What you need to do:
Keep the images out and copy every entry below exactly.

Records excerpted from a collection:
↓

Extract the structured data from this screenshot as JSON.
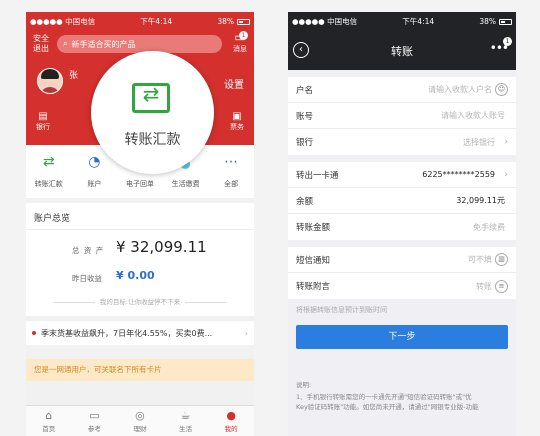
{
  "left": {
    "status": {
      "carrier": "●●●●● 中国电信",
      "time": "下午4:14",
      "battery": "38%"
    },
    "header": {
      "safe_exit": [
        "安全",
        "退出"
      ],
      "search_placeholder": "新手适合买的产品",
      "msg_label": "消息",
      "msg_badge": "1",
      "user_name": "张",
      "settings": "设置",
      "quick": [
        "银行",
        "票务"
      ]
    },
    "bubble": {
      "label": "转账汇款"
    },
    "grid": [
      {
        "label": "转账汇款",
        "icon": "transfer-icon"
      },
      {
        "label": "账户",
        "icon": "pie-chart-icon"
      },
      {
        "label": "电子回单",
        "icon": "document-icon"
      },
      {
        "label": "生活缴费",
        "icon": "water-drop-icon"
      },
      {
        "label": "全部",
        "icon": "more-dots-icon"
      }
    ],
    "account": {
      "title": "账户总览",
      "total_label": "总 资 产",
      "total_value": "¥ 32,099.11",
      "yesterday_label": "昨日收益",
      "yesterday_value": "¥ 0.00",
      "goal": "我的目标:让你收益停不下来"
    },
    "news": "季末货基收益飙升，7日年化4.55%，买卖0费...",
    "notice": "您是一网通用户，可关联名下所有卡片",
    "tabs": [
      {
        "label": "首页",
        "icon": "home-icon"
      },
      {
        "label": "参考",
        "icon": "reference-icon"
      },
      {
        "label": "理财",
        "icon": "finance-icon"
      },
      {
        "label": "生活",
        "icon": "life-icon"
      },
      {
        "label": "我的",
        "icon": "user-icon",
        "active": true
      }
    ]
  },
  "right": {
    "status": {
      "carrier": "●●●●● 中国电信",
      "time": "下午4:14",
      "battery": "38%"
    },
    "title": "转账",
    "badge": "1",
    "payee": [
      {
        "label": "户名",
        "placeholder": "请输入收款人户名",
        "icon": "contact-icon"
      },
      {
        "label": "账号",
        "placeholder": "请输入收款人账号"
      },
      {
        "label": "银行",
        "placeholder": "选择银行",
        "chevron": true
      }
    ],
    "payer": [
      {
        "label": "转出一卡通",
        "value": "6225********2559",
        "chevron": true
      },
      {
        "label": "余额",
        "value": "32,099.11元"
      },
      {
        "label": "转账金额",
        "placeholder": "免手续费"
      }
    ],
    "extra": [
      {
        "label": "短信通知",
        "placeholder": "可不填",
        "icon": "contacts-book-icon"
      },
      {
        "label": "转账附言",
        "placeholder": "转账",
        "icon": "list-icon"
      }
    ],
    "hint": "将根据转账信息预计到账时间",
    "next_button": "下一步",
    "note_title": "说明:",
    "note_lines": [
      "1、手机银行转账需您的一卡通先开通\"短信验证码转账\"或\"优",
      "Key验证码转账\"功能。如您尚未开通，请通过\"网银专业版-功能"
    ]
  }
}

↑

Solution:
Extract the structured data from this screenshot as JSON.
{
  "left": {
    "status": {
      "carrier": "●●●●● 中国电信",
      "time": "下午4:14",
      "battery": "38%"
    },
    "header": {
      "safe_exit": [
        "安全",
        "退出"
      ],
      "search_placeholder": "新手适合买的产品",
      "msg_label": "消息",
      "msg_badge": "1",
      "user_name": "张",
      "settings": "设置",
      "quick": [
        "银行",
        "票务"
      ]
    },
    "bubble": {
      "label": "转账汇款"
    },
    "grid": [
      {
        "label": "转账汇款",
        "icon": "transfer-icon"
      },
      {
        "label": "账户",
        "icon": "pie-chart-icon"
      },
      {
        "label": "电子回单",
        "icon": "document-icon"
      },
      {
        "label": "生活缴费",
        "icon": "water-drop-icon"
      },
      {
        "label": "全部",
        "icon": "more-dots-icon"
      }
    ],
    "account": {
      "title": "账户总览",
      "total_label": "总 资 产",
      "total_value": "¥ 32,099.11",
      "yesterday_label": "昨日收益",
      "yesterday_value": "¥ 0.00",
      "goal": "我的目标:让你收益停不下来"
    },
    "news": "季末货基收益飙升，7日年化4.55%，买卖0费...",
    "notice": "您是一网通用户，可关联名下所有卡片",
    "tabs": [
      {
        "label": "首页",
        "icon": "home-icon"
      },
      {
        "label": "参考",
        "icon": "reference-icon"
      },
      {
        "label": "理财",
        "icon": "finance-icon"
      },
      {
        "label": "生活",
        "icon": "life-icon"
      },
      {
        "label": "我的",
        "icon": "user-icon",
        "active": true
      }
    ]
  },
  "right": {
    "status": {
      "carrier": "●●●●● 中国电信",
      "time": "下午4:14",
      "battery": "38%"
    },
    "title": "转账",
    "badge": "1",
    "payee": [
      {
        "label": "户名",
        "placeholder": "请输入收款人户名",
        "icon": "contact-icon"
      },
      {
        "label": "账号",
        "placeholder": "请输入收款人账号"
      },
      {
        "label": "银行",
        "placeholder": "选择银行",
        "chevron": true
      }
    ],
    "payer": [
      {
        "label": "转出一卡通",
        "value": "6225********2559",
        "chevron": true
      },
      {
        "label": "余额",
        "value": "32,099.11元"
      },
      {
        "label": "转账金额",
        "placeholder": "免手续费"
      }
    ],
    "extra": [
      {
        "label": "短信通知",
        "placeholder": "可不填",
        "icon": "contacts-book-icon"
      },
      {
        "label": "转账附言",
        "placeholder": "转账",
        "icon": "list-icon"
      }
    ],
    "hint": "将根据转账信息预计到账时间",
    "next_button": "下一步",
    "note_title": "说明:",
    "note_lines": [
      "1、手机银行转账需您的一卡通先开通\"短信验证码转账\"或\"优",
      "Key验证码转账\"功能。如您尚未开通，请通过\"网银专业版-功能"
    ]
  }
}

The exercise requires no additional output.